** BEGIN **

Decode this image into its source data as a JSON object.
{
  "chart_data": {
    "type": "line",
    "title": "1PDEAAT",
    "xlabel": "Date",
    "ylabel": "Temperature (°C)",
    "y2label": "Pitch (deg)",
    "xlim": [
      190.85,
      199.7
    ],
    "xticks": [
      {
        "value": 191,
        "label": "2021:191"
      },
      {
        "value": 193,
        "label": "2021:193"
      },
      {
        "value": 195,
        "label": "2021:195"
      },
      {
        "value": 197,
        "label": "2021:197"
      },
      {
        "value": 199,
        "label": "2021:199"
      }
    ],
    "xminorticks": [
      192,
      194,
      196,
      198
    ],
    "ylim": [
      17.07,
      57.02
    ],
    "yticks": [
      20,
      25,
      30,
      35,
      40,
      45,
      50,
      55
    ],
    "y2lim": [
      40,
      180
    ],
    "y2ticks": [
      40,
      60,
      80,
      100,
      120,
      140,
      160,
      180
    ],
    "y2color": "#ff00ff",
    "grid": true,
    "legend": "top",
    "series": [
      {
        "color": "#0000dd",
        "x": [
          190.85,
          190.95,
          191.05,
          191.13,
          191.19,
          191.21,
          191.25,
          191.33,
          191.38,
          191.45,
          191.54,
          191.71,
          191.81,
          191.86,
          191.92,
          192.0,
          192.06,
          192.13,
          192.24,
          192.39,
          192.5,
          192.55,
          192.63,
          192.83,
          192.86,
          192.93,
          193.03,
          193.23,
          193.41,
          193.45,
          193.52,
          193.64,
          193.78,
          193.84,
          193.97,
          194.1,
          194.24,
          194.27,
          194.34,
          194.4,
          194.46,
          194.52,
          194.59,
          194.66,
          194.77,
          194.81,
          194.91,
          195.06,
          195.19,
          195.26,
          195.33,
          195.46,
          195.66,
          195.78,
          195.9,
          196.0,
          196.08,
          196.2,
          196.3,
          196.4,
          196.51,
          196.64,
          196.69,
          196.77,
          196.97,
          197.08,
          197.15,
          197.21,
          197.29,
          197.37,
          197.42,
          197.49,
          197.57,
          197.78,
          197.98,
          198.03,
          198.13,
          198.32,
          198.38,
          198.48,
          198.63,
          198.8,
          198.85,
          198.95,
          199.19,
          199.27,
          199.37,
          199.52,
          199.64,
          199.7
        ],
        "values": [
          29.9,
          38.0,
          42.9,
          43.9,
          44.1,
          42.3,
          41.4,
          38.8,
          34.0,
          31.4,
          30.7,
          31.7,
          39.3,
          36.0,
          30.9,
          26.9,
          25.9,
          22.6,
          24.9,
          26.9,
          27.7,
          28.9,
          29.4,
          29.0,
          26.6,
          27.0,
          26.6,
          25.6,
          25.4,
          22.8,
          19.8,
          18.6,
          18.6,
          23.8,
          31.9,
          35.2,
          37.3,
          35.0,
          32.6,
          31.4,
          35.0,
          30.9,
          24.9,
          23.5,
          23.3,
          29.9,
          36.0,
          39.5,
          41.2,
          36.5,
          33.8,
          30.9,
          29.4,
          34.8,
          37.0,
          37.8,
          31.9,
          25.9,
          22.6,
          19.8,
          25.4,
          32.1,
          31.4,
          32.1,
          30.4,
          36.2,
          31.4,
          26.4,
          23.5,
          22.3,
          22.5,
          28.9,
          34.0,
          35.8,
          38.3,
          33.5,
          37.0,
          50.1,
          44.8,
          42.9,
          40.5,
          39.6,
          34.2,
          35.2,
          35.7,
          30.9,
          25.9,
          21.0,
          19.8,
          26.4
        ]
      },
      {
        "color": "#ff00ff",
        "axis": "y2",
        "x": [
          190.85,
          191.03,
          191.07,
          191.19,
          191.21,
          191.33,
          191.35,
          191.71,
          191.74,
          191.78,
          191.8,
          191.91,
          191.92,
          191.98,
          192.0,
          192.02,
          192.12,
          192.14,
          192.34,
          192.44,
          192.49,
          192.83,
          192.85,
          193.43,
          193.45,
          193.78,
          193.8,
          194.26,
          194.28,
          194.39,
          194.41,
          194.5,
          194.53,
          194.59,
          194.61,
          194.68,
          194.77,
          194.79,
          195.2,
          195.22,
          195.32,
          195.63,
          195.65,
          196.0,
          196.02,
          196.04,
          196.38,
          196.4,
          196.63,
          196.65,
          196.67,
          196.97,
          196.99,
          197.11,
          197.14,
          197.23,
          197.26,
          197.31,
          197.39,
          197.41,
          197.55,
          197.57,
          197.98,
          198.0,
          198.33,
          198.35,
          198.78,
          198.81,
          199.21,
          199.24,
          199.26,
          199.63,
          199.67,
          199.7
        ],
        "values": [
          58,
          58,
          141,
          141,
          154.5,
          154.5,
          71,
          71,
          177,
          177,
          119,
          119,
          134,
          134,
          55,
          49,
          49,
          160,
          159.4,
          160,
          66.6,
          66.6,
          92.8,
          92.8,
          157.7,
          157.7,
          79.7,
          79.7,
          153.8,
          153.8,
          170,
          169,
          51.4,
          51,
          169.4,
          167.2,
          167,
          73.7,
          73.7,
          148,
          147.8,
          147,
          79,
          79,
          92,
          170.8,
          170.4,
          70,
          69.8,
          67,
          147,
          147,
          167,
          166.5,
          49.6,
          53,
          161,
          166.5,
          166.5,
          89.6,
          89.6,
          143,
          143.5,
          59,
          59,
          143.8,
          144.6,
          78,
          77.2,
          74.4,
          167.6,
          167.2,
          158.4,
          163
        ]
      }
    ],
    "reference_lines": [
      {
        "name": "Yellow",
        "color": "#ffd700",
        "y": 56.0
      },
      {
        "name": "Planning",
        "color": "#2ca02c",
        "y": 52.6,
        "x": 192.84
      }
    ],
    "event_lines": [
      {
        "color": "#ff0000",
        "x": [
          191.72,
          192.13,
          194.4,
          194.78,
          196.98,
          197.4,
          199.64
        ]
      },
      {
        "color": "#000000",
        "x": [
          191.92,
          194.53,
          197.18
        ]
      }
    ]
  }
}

** END **

Set down each entry again, unchanged.

** SOLUTION FOR THIS TASK **
Decode this image into its source data as a JSON object.
{
  "chart_data": {
    "type": "line",
    "title": "1PDEAAT",
    "xlabel": "Date",
    "ylabel": "Temperature (°C)",
    "y2label": "Pitch (deg)",
    "xlim": [
      190.85,
      199.7
    ],
    "xticks": [
      {
        "value": 191,
        "label": "2021:191"
      },
      {
        "value": 193,
        "label": "2021:193"
      },
      {
        "value": 195,
        "label": "2021:195"
      },
      {
        "value": 197,
        "label": "2021:197"
      },
      {
        "value": 199,
        "label": "2021:199"
      }
    ],
    "xminorticks": [
      192,
      194,
      196,
      198
    ],
    "ylim": [
      17.07,
      57.02
    ],
    "yticks": [
      20,
      25,
      30,
      35,
      40,
      45,
      50,
      55
    ],
    "y2lim": [
      40,
      180
    ],
    "y2ticks": [
      40,
      60,
      80,
      100,
      120,
      140,
      160,
      180
    ],
    "y2color": "#ff00ff",
    "grid": true,
    "legend": "top",
    "series": [
      {
        "color": "#0000dd",
        "x": [
          190.85,
          190.95,
          191.05,
          191.13,
          191.19,
          191.21,
          191.25,
          191.33,
          191.38,
          191.45,
          191.54,
          191.71,
          191.81,
          191.86,
          191.92,
          192.0,
          192.06,
          192.13,
          192.24,
          192.39,
          192.5,
          192.55,
          192.63,
          192.83,
          192.86,
          192.93,
          193.03,
          193.23,
          193.41,
          193.45,
          193.52,
          193.64,
          193.78,
          193.84,
          193.97,
          194.1,
          194.24,
          194.27,
          194.34,
          194.4,
          194.46,
          194.52,
          194.59,
          194.66,
          194.77,
          194.81,
          194.91,
          195.06,
          195.19,
          195.26,
          195.33,
          195.46,
          195.66,
          195.78,
          195.9,
          196.0,
          196.08,
          196.2,
          196.3,
          196.4,
          196.51,
          196.64,
          196.69,
          196.77,
          196.97,
          197.08,
          197.15,
          197.21,
          197.29,
          197.37,
          197.42,
          197.49,
          197.57,
          197.78,
          197.98,
          198.03,
          198.13,
          198.32,
          198.38,
          198.48,
          198.63,
          198.8,
          198.85,
          198.95,
          199.19,
          199.27,
          199.37,
          199.52,
          199.64,
          199.7
        ],
        "values": [
          29.9,
          38.0,
          42.9,
          43.9,
          44.1,
          42.3,
          41.4,
          38.8,
          34.0,
          31.4,
          30.7,
          31.7,
          39.3,
          36.0,
          30.9,
          26.9,
          25.9,
          22.6,
          24.9,
          26.9,
          27.7,
          28.9,
          29.4,
          29.0,
          26.6,
          27.0,
          26.6,
          25.6,
          25.4,
          22.8,
          19.8,
          18.6,
          18.6,
          23.8,
          31.9,
          35.2,
          37.3,
          35.0,
          32.6,
          31.4,
          35.0,
          30.9,
          24.9,
          23.5,
          23.3,
          29.9,
          36.0,
          39.5,
          41.2,
          36.5,
          33.8,
          30.9,
          29.4,
          34.8,
          37.0,
          37.8,
          31.9,
          25.9,
          22.6,
          19.8,
          25.4,
          32.1,
          31.4,
          32.1,
          30.4,
          36.2,
          31.4,
          26.4,
          23.5,
          22.3,
          22.5,
          28.9,
          34.0,
          35.8,
          38.3,
          33.5,
          37.0,
          50.1,
          44.8,
          42.9,
          40.5,
          39.6,
          34.2,
          35.2,
          35.7,
          30.9,
          25.9,
          21.0,
          19.8,
          26.4
        ]
      },
      {
        "color": "#ff00ff",
        "axis": "y2",
        "x": [
          190.85,
          191.03,
          191.07,
          191.19,
          191.21,
          191.33,
          191.35,
          191.71,
          191.74,
          191.78,
          191.8,
          191.91,
          191.92,
          191.98,
          192.0,
          192.02,
          192.12,
          192.14,
          192.34,
          192.44,
          192.49,
          192.83,
          192.85,
          193.43,
          193.45,
          193.78,
          193.8,
          194.26,
          194.28,
          194.39,
          194.41,
          194.5,
          194.53,
          194.59,
          194.61,
          194.68,
          194.77,
          194.79,
          195.2,
          195.22,
          195.32,
          195.63,
          195.65,
          196.0,
          196.02,
          196.04,
          196.38,
          196.4,
          196.63,
          196.65,
          196.67,
          196.97,
          196.99,
          197.11,
          197.14,
          197.23,
          197.26,
          197.31,
          197.39,
          197.41,
          197.55,
          197.57,
          197.98,
          198.0,
          198.33,
          198.35,
          198.78,
          198.81,
          199.21,
          199.24,
          199.26,
          199.63,
          199.67,
          199.7
        ],
        "values": [
          58,
          58,
          141,
          141,
          154.5,
          154.5,
          71,
          71,
          177,
          177,
          119,
          119,
          134,
          134,
          55,
          49,
          49,
          160,
          159.4,
          160,
          66.6,
          66.6,
          92.8,
          92.8,
          157.7,
          157.7,
          79.7,
          79.7,
          153.8,
          153.8,
          170,
          169,
          51.4,
          51,
          169.4,
          167.2,
          167,
          73.7,
          73.7,
          148,
          147.8,
          147,
          79,
          79,
          92,
          170.8,
          170.4,
          70,
          69.8,
          67,
          147,
          147,
          167,
          166.5,
          49.6,
          53,
          161,
          166.5,
          166.5,
          89.6,
          89.6,
          143,
          143.5,
          59,
          59,
          143.8,
          144.6,
          78,
          77.2,
          74.4,
          167.6,
          167.2,
          158.4,
          163
        ]
      }
    ],
    "reference_lines": [
      {
        "name": "Yellow",
        "color": "#ffd700",
        "y": 56.0
      },
      {
        "name": "Planning",
        "color": "#2ca02c",
        "y": 52.6,
        "x": 192.84
      }
    ],
    "event_lines": [
      {
        "color": "#ff0000",
        "x": [
          191.72,
          192.13,
          194.4,
          194.78,
          196.98,
          197.4,
          199.64
        ]
      },
      {
        "color": "#000000",
        "x": [
          191.92,
          194.53,
          197.18
        ]
      }
    ]
  }
}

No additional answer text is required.